═════ EXTRAIT DU TEXTE

Je suis ron ron ron rongé d’remords
Tantale sous le balcon de Zeus (ou presque)
J’suis un salaud ho ! ho !
Je t’en prie, encore une fois montre toi magnanime
Donne moi une chance encore, dis, recommençons !
Tantale aurait donc changé, il le jure ! Comme tous les papas du monde
(ou presque)
Zeus a envie d’avoir foi en son fils et accepte de lui donner une seconde chance. Pour le remercier, Tantale organise chez lui un superbe banquet de réconciliation où il invite tous les Dieux.
Seconde chance !
Bien sûr, ce revirement soudain n’est pas très sincère. Tantale a une idée derrière la tête et, pour le moment, son stratagème fonctionne à merveille ! Il reste néanmoins encore un détail à régler… Il va en cuisine, se saisit d’un énorme couteau à la lame affûtée et appelle son fils, Pélops.
– Pélops, vient faire un câlin à papa!
Pélops ? Couic !
Peu habitué à des élans d’affection de la part de son paternel, Pélops descend de sa chambre tout joyeux (mais un peu méfiant) et s’approche prudemment. Alors qu’il serre son fils dans ses bras, Tantale se saisit du couteau et le plante sans aucune hésitation dans le dos du pauvre garçon. Puis il recommence, encore et encore. Pélops a à peine le temps de comprendre ce qui lui arrive que le voilà déjà allongé au milieu de la cuisine, baignant dans une mare de sang.
Sans sourciller, Tantale commence alors son travail : il découpe méticuleusement le corps de son fils en morceaux, membre après membre, et les place dans un énorme sac qu’il confie à son cuisinier en chef.
– Prépare-moi un succulent repas avec cette viande ! lui demande l’ignoble souverain. Et gare à toi si quiconque se rend compte de la réelle nature de la chair qu’il déguste!

══════════

> **TÂCHE COURTE A**: Recopiez sans rien changer le passage des données d'entrée allant de leur toute première ligne jusqu'à la ligne qui contient « table-cell: 615,317,293,168: [555, 331, 818, 398] », les deux incluses.

═════ DONNÉES D'ENTRÉE

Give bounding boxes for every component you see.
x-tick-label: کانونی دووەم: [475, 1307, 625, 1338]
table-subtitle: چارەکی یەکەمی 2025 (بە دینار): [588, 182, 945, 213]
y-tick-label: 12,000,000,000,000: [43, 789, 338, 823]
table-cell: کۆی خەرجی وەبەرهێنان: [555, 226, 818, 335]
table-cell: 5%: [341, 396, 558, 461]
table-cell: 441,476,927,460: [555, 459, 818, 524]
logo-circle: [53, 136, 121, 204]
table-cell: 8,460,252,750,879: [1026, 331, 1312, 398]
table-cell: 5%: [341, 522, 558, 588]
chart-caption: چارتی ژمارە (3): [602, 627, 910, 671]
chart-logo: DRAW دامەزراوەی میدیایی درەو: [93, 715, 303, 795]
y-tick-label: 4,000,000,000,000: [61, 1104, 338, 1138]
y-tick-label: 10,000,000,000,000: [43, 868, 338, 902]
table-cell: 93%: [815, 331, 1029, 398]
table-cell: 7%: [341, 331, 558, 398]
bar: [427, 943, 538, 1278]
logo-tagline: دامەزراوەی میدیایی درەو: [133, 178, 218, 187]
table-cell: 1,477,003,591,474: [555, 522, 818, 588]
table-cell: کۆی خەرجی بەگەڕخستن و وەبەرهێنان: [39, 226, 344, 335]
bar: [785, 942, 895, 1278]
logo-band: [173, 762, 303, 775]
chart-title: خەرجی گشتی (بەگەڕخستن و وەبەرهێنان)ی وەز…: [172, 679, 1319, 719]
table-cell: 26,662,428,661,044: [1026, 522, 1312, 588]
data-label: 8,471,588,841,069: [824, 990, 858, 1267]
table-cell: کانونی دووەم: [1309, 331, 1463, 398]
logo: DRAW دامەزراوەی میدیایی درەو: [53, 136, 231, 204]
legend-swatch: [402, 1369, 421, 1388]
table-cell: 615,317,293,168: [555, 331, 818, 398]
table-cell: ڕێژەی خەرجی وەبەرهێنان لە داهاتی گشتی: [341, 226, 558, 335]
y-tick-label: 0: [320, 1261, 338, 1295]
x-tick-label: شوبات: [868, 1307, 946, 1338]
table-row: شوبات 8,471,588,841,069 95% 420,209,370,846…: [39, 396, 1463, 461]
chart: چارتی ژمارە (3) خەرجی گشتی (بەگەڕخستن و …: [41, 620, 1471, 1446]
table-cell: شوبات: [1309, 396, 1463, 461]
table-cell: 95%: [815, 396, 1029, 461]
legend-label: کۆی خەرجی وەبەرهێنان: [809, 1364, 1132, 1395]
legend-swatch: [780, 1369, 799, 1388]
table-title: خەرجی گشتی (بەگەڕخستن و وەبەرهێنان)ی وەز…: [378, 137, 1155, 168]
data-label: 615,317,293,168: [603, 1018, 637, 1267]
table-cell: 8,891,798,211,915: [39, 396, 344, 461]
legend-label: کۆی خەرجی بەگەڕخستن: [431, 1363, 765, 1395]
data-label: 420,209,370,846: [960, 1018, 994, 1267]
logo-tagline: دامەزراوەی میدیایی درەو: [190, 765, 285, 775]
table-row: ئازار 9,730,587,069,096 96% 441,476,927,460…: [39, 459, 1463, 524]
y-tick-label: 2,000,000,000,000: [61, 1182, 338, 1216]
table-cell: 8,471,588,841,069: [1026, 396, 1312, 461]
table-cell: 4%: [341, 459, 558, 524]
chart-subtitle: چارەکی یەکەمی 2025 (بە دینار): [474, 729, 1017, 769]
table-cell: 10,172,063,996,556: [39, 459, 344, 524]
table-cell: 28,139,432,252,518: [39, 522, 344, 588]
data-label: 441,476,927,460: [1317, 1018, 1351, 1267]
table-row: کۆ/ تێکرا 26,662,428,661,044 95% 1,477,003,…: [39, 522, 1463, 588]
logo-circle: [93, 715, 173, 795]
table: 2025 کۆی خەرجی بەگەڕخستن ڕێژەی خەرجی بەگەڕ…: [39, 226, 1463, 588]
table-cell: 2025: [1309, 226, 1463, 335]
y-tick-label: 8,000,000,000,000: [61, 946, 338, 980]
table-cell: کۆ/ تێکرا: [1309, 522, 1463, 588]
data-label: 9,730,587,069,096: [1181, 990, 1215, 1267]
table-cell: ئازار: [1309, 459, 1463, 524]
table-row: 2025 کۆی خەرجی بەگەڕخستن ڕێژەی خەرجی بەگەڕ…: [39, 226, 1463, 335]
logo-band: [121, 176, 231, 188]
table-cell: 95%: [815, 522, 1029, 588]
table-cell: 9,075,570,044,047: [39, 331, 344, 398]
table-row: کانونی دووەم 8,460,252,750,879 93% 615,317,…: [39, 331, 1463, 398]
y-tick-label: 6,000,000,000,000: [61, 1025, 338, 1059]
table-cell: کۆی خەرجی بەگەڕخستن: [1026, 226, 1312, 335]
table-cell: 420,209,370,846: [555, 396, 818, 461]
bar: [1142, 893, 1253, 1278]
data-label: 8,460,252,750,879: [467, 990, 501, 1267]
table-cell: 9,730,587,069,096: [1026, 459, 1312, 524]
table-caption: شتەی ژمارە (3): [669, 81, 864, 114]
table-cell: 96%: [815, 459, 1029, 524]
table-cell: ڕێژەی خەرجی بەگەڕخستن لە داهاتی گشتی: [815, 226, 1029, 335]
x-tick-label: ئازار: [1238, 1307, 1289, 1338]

══════════

> **TÂCHE COURTE B**: Reprenez mot pour mot le passage du récit sur Tantale allant de « Je suis ron » jusqu'à « dis, recommençons ! ».

> **RÉPONSE À L'EXERCICE A**:
Give bounding boxes for every component you see.
x-tick-label: کانونی دووەم: [475, 1307, 625, 1338]
table-subtitle: چارەکی یەکەمی 2025 (بە دینار): [588, 182, 945, 213]
y-tick-label: 12,000,000,000,000: [43, 789, 338, 823]
table-cell: کۆی خەرجی وەبەرهێنان: [555, 226, 818, 335]
table-cell: 5%: [341, 396, 558, 461]
table-cell: 441,476,927,460: [555, 459, 818, 524]
logo-circle: [53, 136, 121, 204]
table-cell: 8,460,252,750,879: [1026, 331, 1312, 398]
table-cell: 5%: [341, 522, 558, 588]
chart-caption: چارتی ژمارە (3): [602, 627, 910, 671]
chart-logo: DRAW دامەزراوەی میدیایی درەو: [93, 715, 303, 795]
y-tick-label: 4,000,000,000,000: [61, 1104, 338, 1138]
y-tick-label: 10,000,000,000,000: [43, 868, 338, 902]
table-cell: 93%: [815, 331, 1029, 398]
table-cell: 7%: [341, 331, 558, 398]
bar: [427, 943, 538, 1278]
logo-tagline: دامەزراوەی میدیایی درەو: [133, 178, 218, 187]
table-cell: 1,477,003,591,474: [555, 522, 818, 588]
table-cell: کۆی خەرجی بەگەڕخستن و وەبەرهێنان: [39, 226, 344, 335]
bar: [785, 942, 895, 1278]
logo-band: [173, 762, 303, 775]
chart-title: خەرجی گشتی (بەگەڕخستن و وەبەرهێنان)ی وەز…: [172, 679, 1319, 719]
table-cell: 26,662,428,661,044: [1026, 522, 1312, 588]
data-label: 8,471,588,841,069: [824, 990, 858, 1267]
table-cell: کانونی دووەم: [1309, 331, 1463, 398]
logo: DRAW دامەزراوەی میدیایی درەو: [53, 136, 231, 204]
legend-swatch: [402, 1369, 421, 1388]
table-cell: 615,317,293,168: [555, 331, 818, 398]

> **RÉPONSE À L'EXERCICE B**:
Je suis ron ron ron rongé d’remords
Tantale sous le balcon de Zeus (ou presque)
J’suis un salaud ho ! ho !
Je t’en prie, encore une fois montre toi magnanime
Donne moi une chance encore, dis, recommençons !